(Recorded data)
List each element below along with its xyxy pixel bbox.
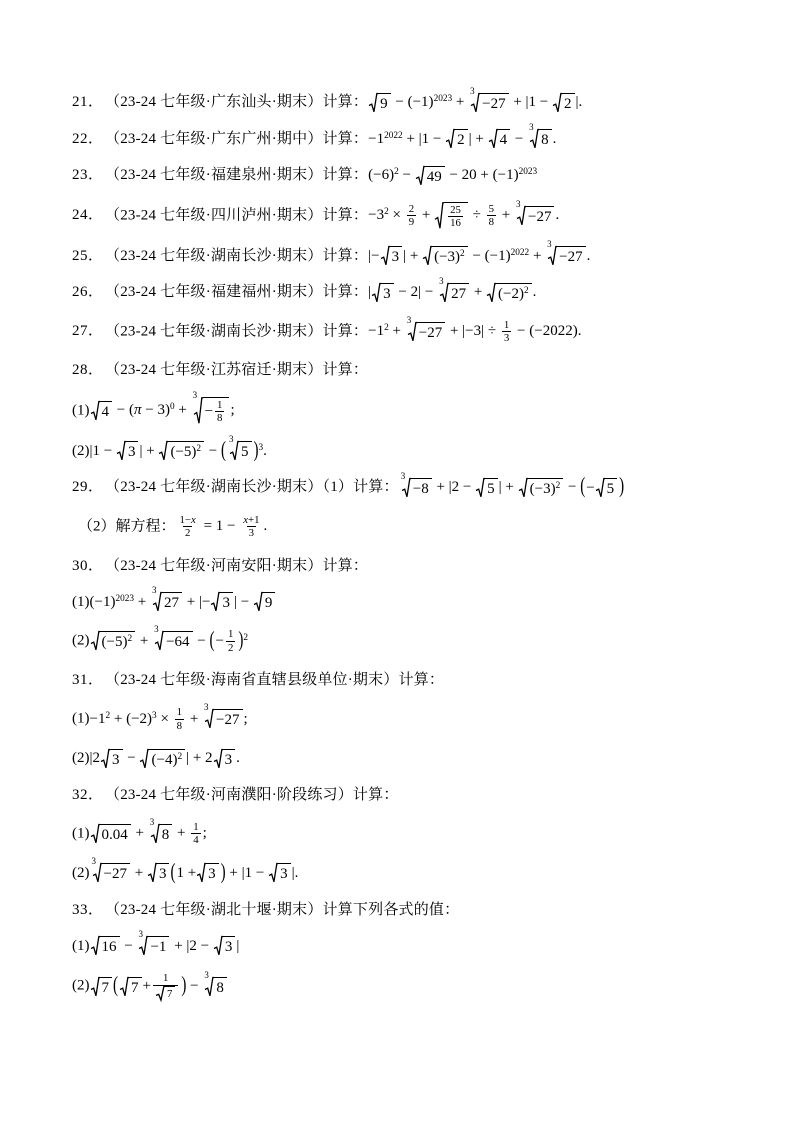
fraction: 18 xyxy=(215,399,224,425)
subpart-math: |23 − (−4)2| + 23. xyxy=(90,750,240,766)
big-parens: 35 xyxy=(221,441,259,461)
radical-sign-icon xyxy=(269,863,278,883)
problem-item: 29．（23-24 七年级·湖南长沙·期末）（1）计算：3−8 + |2 − 5… xyxy=(72,477,723,540)
square-root: 3 xyxy=(148,863,170,883)
radical-sign-icon xyxy=(148,863,157,883)
square-root: 7 xyxy=(91,977,113,997)
cube-root: 3−27 xyxy=(471,93,508,113)
problem-item: 28．（23-24 七年级·江苏宿迁·期末）计算：(1)4 − (π − 3)0… xyxy=(72,360,723,461)
problem-item: 31．（23-24 七年级·海南省直辖县级单位·期末）计算：(1)−12 + (… xyxy=(72,670,723,769)
fraction: x+13 xyxy=(241,514,261,540)
radical-sign-icon xyxy=(519,478,528,498)
problem-number: 30． xyxy=(72,556,105,576)
problem-number: 32． xyxy=(72,785,105,805)
radical-sign-icon xyxy=(155,631,164,651)
problem-source: （23-24 七年级·河南安阳·期末）计算： xyxy=(105,558,368,574)
cube-root: 327 xyxy=(153,592,182,612)
problem-item: 26．（23-24 七年级·福建福州·期末）计算：|3 − 2| − 327 +… xyxy=(72,282,723,303)
fraction: 2516 xyxy=(448,204,463,230)
subpart-math: (−1)2023 + 327 + |−3| − 9 xyxy=(90,594,277,610)
document-page: 21．（23-24 七年级·广东汕头·期末）计算：9 − (−1)2023 + … xyxy=(0,0,793,1122)
problem-number: 28． xyxy=(72,360,105,380)
radical-sign-icon xyxy=(230,441,239,461)
square-root: 0.04 xyxy=(91,824,131,844)
square-root: 16 xyxy=(91,936,120,956)
square-root: 3 xyxy=(197,863,219,883)
problem-number: 22． xyxy=(72,129,105,149)
radical-sign-icon xyxy=(446,129,455,149)
square-root: 9 xyxy=(254,592,276,612)
square-root: 5 xyxy=(596,478,618,498)
subpart-math: 1−x2 = 1 − x+13. xyxy=(176,518,268,534)
square-root: (−4)2 xyxy=(140,749,185,769)
big-parens: −5 xyxy=(580,478,624,498)
problem-head: 31．（23-24 七年级·海南省直辖县级单位·期末）计算： xyxy=(72,670,723,690)
problem-head: 23．（23-24 七年级·福建泉州·期末）计算：(−6)2 − 49 − 20… xyxy=(72,165,723,186)
square-root: 2516 xyxy=(435,202,468,230)
fraction: 58 xyxy=(487,203,496,229)
problem-source: （23-24 七年级·湖北十堰·期末）计算下列各式的值： xyxy=(105,902,459,918)
radical-sign-icon xyxy=(117,441,126,461)
problem-item: 24．（23-24 七年级·四川泸州·期末）计算：−32 × 29 + 2516… xyxy=(72,202,723,230)
radical-sign-icon xyxy=(596,478,605,498)
problem-subpart: （2）解方程：1−x2 = 1 − x+13. xyxy=(72,514,723,540)
square-root: (−3)2 xyxy=(423,246,468,266)
problem-math: −12 + 3−27 + |−3| ÷ 13 − (−2022). xyxy=(368,323,581,339)
problem-head: 25．（23-24 七年级·湖南长沙·期末）计算：|−3| + (−3)2 − … xyxy=(72,246,723,267)
problem-subpart: (2)|23 − (−4)2| + 23. xyxy=(72,748,723,769)
radical-sign-icon xyxy=(476,478,485,498)
cube-root: 3−27 xyxy=(517,206,554,226)
square-root: (−5)2 xyxy=(159,441,204,461)
radical-sign-icon xyxy=(214,749,223,769)
square-root: 5 xyxy=(476,478,498,498)
fraction: 12 xyxy=(226,628,235,654)
fraction: 17 xyxy=(153,972,178,1000)
cube-root: 3−27 xyxy=(93,863,130,883)
radical-sign-icon xyxy=(120,977,129,997)
fraction: 13 xyxy=(502,319,511,345)
subpart-label: (1) xyxy=(72,938,90,954)
square-root: (−5)2 xyxy=(91,631,136,651)
problem-source: （23-24 七年级·福建福州·期末）计算： xyxy=(105,284,368,300)
radical-sign-icon xyxy=(91,936,100,956)
radical-sign-icon xyxy=(553,93,562,113)
radical-sign-icon xyxy=(211,592,220,612)
square-root: 3 xyxy=(381,246,403,266)
cube-root: 3−64 xyxy=(155,631,192,651)
radical-sign-icon xyxy=(140,749,149,769)
radical-sign-icon xyxy=(197,863,206,883)
problem-source: （23-24 七年级·河南濮阳·阶段练习）计算： xyxy=(105,787,399,803)
problem-number: 24． xyxy=(72,205,105,225)
cube-root: 3−18 xyxy=(194,397,230,425)
radical-sign-icon xyxy=(471,93,480,113)
problem-math: −12022 + |1 − 2| + 4 − 38. xyxy=(368,131,556,147)
problem-head: 28．（23-24 七年级·江苏宿迁·期末）计算： xyxy=(72,360,723,380)
cube-root: 3−1 xyxy=(139,936,169,956)
problem-subpart: (2)77 + 17 − 38 xyxy=(72,972,723,1000)
problem-head: 32．（23-24 七年级·河南濮阳·阶段练习）计算： xyxy=(72,785,723,805)
radical-sign-icon xyxy=(151,824,160,844)
square-root: 2 xyxy=(446,129,468,149)
problem-math: −32 × 29 + 2516 ÷ 58 + 3−27. xyxy=(368,207,559,223)
square-root: (−3)2 xyxy=(519,478,564,498)
problem-head: 27．（23-24 七年级·湖南长沙·期末）计算：−12 + 3−27 + |−… xyxy=(72,319,723,345)
problem-number: 25． xyxy=(72,246,105,266)
problem-source: （23-24 七年级·福建泉州·期末）计算： xyxy=(105,167,368,183)
problem-source: （23-24 七年级·四川泸州·期末）计算： xyxy=(105,207,368,223)
subpart-label: (2) xyxy=(72,443,90,459)
subpart-math: (−5)2 + 3−64 − −122 xyxy=(90,633,249,649)
square-root: 7 xyxy=(156,986,175,1001)
problem-head: 22．（23-24 七年级·广东广州·期中）计算：−12022 + |1 − 2… xyxy=(72,129,723,150)
square-root: 3 xyxy=(214,749,236,769)
radical-sign-icon xyxy=(91,977,100,997)
problem-subpart: (2)(−5)2 + 3−64 − −122 xyxy=(72,628,723,654)
fraction: 14 xyxy=(191,821,200,847)
big-parens: 7 + 17 xyxy=(113,972,186,1000)
subpart-math: 77 + 17 − 38 xyxy=(90,978,228,994)
subpart-math: 0.04 + 38 + 14; xyxy=(90,825,207,841)
problem-math: (−6)2 − 49 − 20 + (−1)2023 xyxy=(368,167,537,183)
problem-source: （23-24 七年级·广东汕头·期末）计算： xyxy=(105,94,368,110)
square-root: 3 xyxy=(117,441,139,461)
radical-sign-icon xyxy=(487,283,496,303)
square-root: 3 xyxy=(214,936,236,956)
subpart-math: 16 − 3−1 + |2 − 3| xyxy=(90,938,240,954)
cube-root: 38 xyxy=(205,977,227,997)
problem-source: （23-24 七年级·广东广州·期中）计算： xyxy=(105,131,368,147)
problem-item: 23．（23-24 七年级·福建泉州·期末）计算：(−6)2 − 49 − 20… xyxy=(72,165,723,186)
subpart-label: (1) xyxy=(72,402,90,418)
radical-sign-icon xyxy=(254,592,263,612)
problem-math: 3−8 + |2 − 5| + (−3)2 − −5 xyxy=(399,479,624,495)
problem-item: 25．（23-24 七年级·湖南长沙·期末）计算：|−3| + (−3)2 − … xyxy=(72,246,723,267)
problem-number: 26． xyxy=(72,282,105,302)
subpart-label: (2) xyxy=(72,633,90,649)
radical-sign-icon xyxy=(214,936,223,956)
fraction: 1−x2 xyxy=(178,514,198,540)
problem-source: （23-24 七年级·江苏宿迁·期末）计算： xyxy=(105,362,368,378)
subpart-label: (2) xyxy=(72,865,90,881)
cube-root: 3−27 xyxy=(548,246,585,266)
radical-sign-icon xyxy=(416,166,425,186)
square-root: 3 xyxy=(211,592,233,612)
problem-subpart: (1)4 − (π − 3)0 + 3−18; xyxy=(72,397,723,425)
radical-sign-icon xyxy=(423,246,432,266)
problem-item: 33．（23-24 七年级·湖北十堰·期末）计算下列各式的值：(1)16 − 3… xyxy=(72,900,723,1001)
radical-sign-icon xyxy=(369,93,378,113)
problem-head: 33．（23-24 七年级·湖北十堰·期末）计算下列各式的值： xyxy=(72,900,723,920)
problem-number: 33． xyxy=(72,900,105,920)
problem-subpart: (1)(−1)2023 + 327 + |−3| − 9 xyxy=(72,592,723,613)
problem-math: |−3| + (−3)2 − (−1)2022 + 3−27. xyxy=(368,248,590,264)
square-root: 4 xyxy=(91,401,113,421)
square-root: 3 xyxy=(269,863,291,883)
problem-subpart: (1)−12 + (−2)3 × 18 + 3−27; xyxy=(72,706,723,732)
subpart-label: (1) xyxy=(72,594,90,610)
fraction: 29 xyxy=(407,203,416,229)
problem-number: 23． xyxy=(72,165,105,185)
problem-head: 29．（23-24 七年级·湖南长沙·期末）（1）计算：3−8 + |2 − 5… xyxy=(72,477,723,498)
radical-sign-icon xyxy=(139,936,148,956)
problem-source: （23-24 七年级·湖南长沙·期末）（1）计算： xyxy=(105,479,399,495)
radical-sign-icon xyxy=(381,246,390,266)
problem-subpart: (1)0.04 + 38 + 14; xyxy=(72,821,723,847)
radical-sign-icon xyxy=(153,592,162,612)
radical-sign-icon xyxy=(91,824,100,844)
problem-item: 21．（23-24 七年级·广东汕头·期末）计算：9 − (−1)2023 + … xyxy=(72,92,723,113)
problem-source: （23-24 七年级·湖南长沙·期末）计算： xyxy=(105,248,368,264)
radical-sign-icon xyxy=(548,246,557,266)
square-root: 9 xyxy=(369,93,391,113)
radical-sign-icon xyxy=(372,283,381,303)
radical-sign-icon xyxy=(402,478,411,498)
problem-head: 24．（23-24 七年级·四川泸州·期末）计算：−32 × 29 + 2516… xyxy=(72,202,723,230)
square-root: 2 xyxy=(553,93,575,113)
cube-root: 3−8 xyxy=(402,478,432,498)
problem-subpart: (2)|1 − 3| + (−5)2 − 353. xyxy=(72,441,723,462)
square-root: 3 xyxy=(372,283,394,303)
problem-math: |3 − 2| − 327 + (−2)2. xyxy=(368,284,536,300)
cube-root: 3−27 xyxy=(205,709,242,729)
subpart-math: −12 + (−2)3 × 18 + 3−27; xyxy=(90,711,248,727)
radical-sign-icon xyxy=(440,283,449,303)
square-root: 3 xyxy=(101,749,123,769)
square-root: (−2)2 xyxy=(487,283,532,303)
problem-item: 32．（23-24 七年级·河南濮阳·阶段练习）计算：(1)0.04 + 38 … xyxy=(72,785,723,884)
square-root: 7 xyxy=(120,977,142,997)
big-parens: −12 xyxy=(210,628,244,654)
big-parens: 1 + 3 xyxy=(170,863,225,883)
problem-source: （23-24 七年级·湖南长沙·期末）计算： xyxy=(105,323,368,339)
problem-item: 22．（23-24 七年级·广东广州·期中）计算：−12022 + |1 − 2… xyxy=(72,129,723,150)
problem-head: 21．（23-24 七年级·广东汕头·期末）计算：9 − (−1)2023 + … xyxy=(72,92,723,113)
radical-sign-icon xyxy=(205,977,214,997)
problem-item: 27．（23-24 七年级·湖南长沙·期末）计算：−12 + 3−27 + |−… xyxy=(72,319,723,345)
square-root: 4 xyxy=(489,129,511,149)
radical-sign-icon xyxy=(194,397,203,425)
subpart-math: 4 − (π − 3)0 + 3−18; xyxy=(90,402,235,418)
problem-number: 31． xyxy=(72,670,105,690)
radical-sign-icon xyxy=(530,129,539,149)
square-root: 49 xyxy=(416,166,445,186)
problem-number: 27． xyxy=(72,321,105,341)
problem-math: 9 − (−1)2023 + 3−27 + |1 − 2|. xyxy=(368,94,582,110)
radical-sign-icon xyxy=(489,129,498,149)
subpart-math: |1 − 3| + (−5)2 − 353. xyxy=(90,443,267,459)
subpart-label: (1) xyxy=(72,711,90,727)
subpart-label: (2) xyxy=(72,978,90,994)
radical-sign-icon xyxy=(408,322,417,342)
cube-root: 38 xyxy=(530,129,552,149)
subpart-label: (1) xyxy=(72,825,90,841)
problem-subpart: (1)16 − 3−1 + |2 − 3| xyxy=(72,936,723,957)
radical-sign-icon xyxy=(159,441,168,461)
radical-sign-icon xyxy=(91,631,100,651)
radical-sign-icon xyxy=(101,749,110,769)
problem-number: 29． xyxy=(72,477,105,497)
cube-root: 3−27 xyxy=(408,322,445,342)
radical-sign-icon xyxy=(435,202,444,230)
subpart-label: （2）解方程： xyxy=(78,518,176,534)
fraction: 18 xyxy=(175,706,184,732)
problem-head: 30．（23-24 七年级·河南安阳·期末）计算： xyxy=(72,556,723,576)
radical-sign-icon xyxy=(93,863,102,883)
subpart-label: (2) xyxy=(72,750,90,766)
radical-sign-icon xyxy=(156,986,165,1001)
problem-head: 26．（23-24 七年级·福建福州·期末）计算：|3 − 2| − 327 +… xyxy=(72,282,723,303)
subpart-math: 3−27 + 31 + 3 + |1 − 3|. xyxy=(90,865,299,881)
cube-root: 327 xyxy=(440,283,469,303)
problem-number: 21． xyxy=(72,92,105,112)
radical-sign-icon xyxy=(91,401,100,421)
cube-root: 35 xyxy=(230,441,252,461)
cube-root: 38 xyxy=(151,824,173,844)
problem-subpart: (2)3−27 + 31 + 3 + |1 − 3|. xyxy=(72,863,723,884)
radical-sign-icon xyxy=(205,709,214,729)
radical-sign-icon xyxy=(517,206,526,226)
problems-list: 21．（23-24 七年级·广东汕头·期末）计算：9 − (−1)2023 + … xyxy=(72,92,723,1001)
problem-item: 30．（23-24 七年级·河南安阳·期末）计算：(1)(−1)2023 + 3… xyxy=(72,556,723,655)
problem-source: （23-24 七年级·海南省直辖县级单位·期末）计算： xyxy=(105,672,444,688)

__Required task__.
Please rename "radical-sign-icon" to "root-symbol-icon" in the records between the lines holding "fraction: 18 xyxy=(215,399,224,425)" and "document-page: 21．（23-24 七年级·广东汕头·期末）计算：9", inclusive, and give only those lines back with nothing else changed.

__Exercise output__.
fraction: 18 xyxy=(215,399,224,425)
subpart-math: |23 − (−4)2| + 23. xyxy=(90,750,240,766)
big-parens: 35 xyxy=(221,441,259,461)
root-symbol-icon xyxy=(269,863,278,883)
problem-item: 29．（23-24 七年级·湖南长沙·期末）（1）计算：3−8 + |2 − 5… xyxy=(72,477,723,540)
square-root: 3 xyxy=(148,863,170,883)
root-symbol-icon xyxy=(148,863,157,883)
square-root: 7 xyxy=(91,977,113,997)
cube-root: 3−27 xyxy=(471,93,508,113)
problem-item: 28．（23-24 七年级·江苏宿迁·期末）计算：(1)4 − (π − 3)0… xyxy=(72,360,723,461)
problem-item: 31．（23-24 七年级·海南省直辖县级单位·期末）计算：(1)−12 + (… xyxy=(72,670,723,769)
fraction: x+13 xyxy=(241,514,261,540)
root-symbol-icon xyxy=(519,478,528,498)
problem-number: 30． xyxy=(72,556,105,576)
problem-number: 32． xyxy=(72,785,105,805)
root-symbol-icon xyxy=(155,631,164,651)
problem-source: （23-24 七年级·河南安阳·期末）计算： xyxy=(105,558,368,574)
cube-root: 327 xyxy=(153,592,182,612)
problem-item: 26．（23-24 七年级·福建福州·期末）计算：|3 − 2| − 327 +… xyxy=(72,282,723,303)
fraction: 2516 xyxy=(448,204,463,230)
subpart-math: (−1)2023 + 327 + |−3| − 9 xyxy=(90,594,277,610)
document-page: 21．（23-24 七年级·广东汕头·期末）计算：9 − (−1)2023 + … xyxy=(0,0,793,1122)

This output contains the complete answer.